# [Directions]
1 > Set down the passage of the freeze bug thread between "Bonus info maybe..." and "intel_ioctl() -> __GI___ioctl()", inclusive, with the wording unchanged.
2 > In the freeze bug thread, what process ID is given for kwin-wayland?
3 > Write what comes next in the freeze bug thread, picking up after its final sentence.

# [Page]
....................

This is on the drm-tip as Suresh requested 4 days ago (all my outputs are from this compile)

the echo -e 'l\nw\nt' > /proc/sysrq-trigger was ran as you typed it - not sure if Copy&Paste or gitlab messed with the formatting but it was ran with single \n.

Fresh logs for the most recent reproducible freeze: gdb.txt dmesg2410191831.log.gz 1stack.txt 1task1stack.txt stack.txt

Bonus info maybe... This is the first time I've seen this which was on reboot of the frozen screen. service stopped shortly after (around the 60sec mark) and reboot continued successfully. I never typically experience slow shutdown/reboots so this appears to be new. I've no idea if it's related to the reported issue, but just mentioning it in case its helpful

Thanks, seeing now the relevant stack traces.

GDB seems to be missing now the debug symbols (Missing debuginfo for kwin-wayland), but let's assume kwin-wayland with PID 2079 got stuck in
i915_gem_set_domain() -> intel_ioctl() -> __GI___ioctl()
this time as before.

....................

Records from a collection:

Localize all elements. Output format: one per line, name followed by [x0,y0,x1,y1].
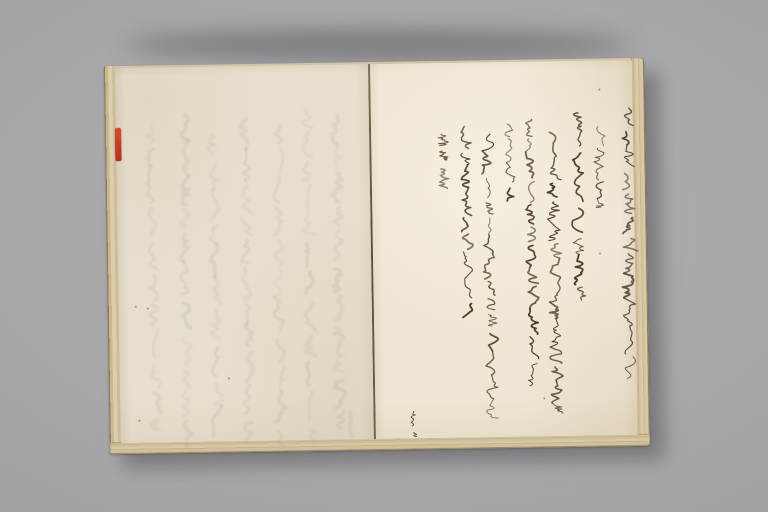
open-book: handwritten vertical columns of cursive … [104,58,650,454]
foxing-speck [543,397,545,399]
foxing-speck [599,252,601,254]
left-page [115,64,374,443]
red-marker-tab [115,128,122,161]
open-spread [115,60,638,443]
right-page [370,60,638,439]
foxing-speck [147,308,149,310]
legible-text: 僧 俗 [0,0,1,1]
foxing-speck [135,306,137,308]
foxing-speck [139,420,141,422]
foxing-speck [598,88,600,90]
photo-background: handwritten vertical columns of cursive … [0,0,768,512]
book-top-shadow [125,30,630,60]
foxing-speck [228,377,230,379]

....................

# [Answers for the tasks]
1 >
Bonus info maybe... This is the first time I've seen this which was on reboot of the frozen screen. service stopped shortly after (around the 60sec mark) and reboot continued successfully. I never typically experience slow shutdown/reboots so this appears to be new. I've no idea if it's related to the reported issue, but just mentioning it in case its helpful

Thanks, seeing now the relevant stack traces.

GDB seems to be missing now the debug symbols (Missing debuginfo for kwin-wayland), but let's assume kwin-wayland with PID 2079 got stuck in
i915_gem_set_domain() -> intel_ioctl() -> __GI___ioctl()

2 > 2079

3 >
In kernel in turn the above process is stuck at:

[  211.471607] CPU: 4 UID: 1000 PID: 2079 Comm: kwin_wayland Tainted: G        W          6.12.0-rc3+ #1
[  211.471610] RIP: 0010:clear_page_erms+0xb/0x20
[  211.471642]  shmem_get_folio_gfp+0x402/0x5f0
[  211.471656]  shmem_read_folio_gfp+0x3e/0x80
[  211.471658]  shmem_sg_alloc_table+0x196/0x300 [i915]
[  211.471783]  shmem_get_pages+0xdb/0x2e0 [i915]
[  211.471874]  __i915_gem_object_get_pages+0x38/0x50 [i915]
[  211.471962]  i915_gem_set_domain_ioctl+0x279/0x300 [i915]
[  211.472049]  ? __pfx_i915_gem_set_domain_ioctl+0x10/0x10 [i915]
[  211.472136]  drm_ioctl_kernel+0xad/0x100
[  211.472140]  drm_ioctl+0x288/0x530
[  211.486217] task:kwin_wayland    state:R  running task     stack:0     pid:2079  tgid:2079  ppid:2069   flags:0x00000000

And after ~2 sec without any activity in dmesg the process seems to be still spinning around the same spot:

[  213.354082] CPU: 4 UID: 1000 PID: 2079 Comm: kwin_wayland Tainted: G        W          6.12.0-rc3+

The reboot delay could be related to the above stuck state.

Not sure about the reason for i915_gem_set_domain_ioctl() getting stuck, it's making progress (state: R) so could just take a long time to complete. Someone from GEM team should continue checking this.

i did notice the Missing debuginfo packages. not sure the reason but when i attempted to install, there was no packages found. just tried a package search and it's on version 6.2.1.1-1.fc40, so already superceded.

I can easily re-run and fix those missing debuginfo packages if needed. I didnt think about it yesterday but dropping the targeted version should avoid the missing package.

i'll wait for your guys to investigate...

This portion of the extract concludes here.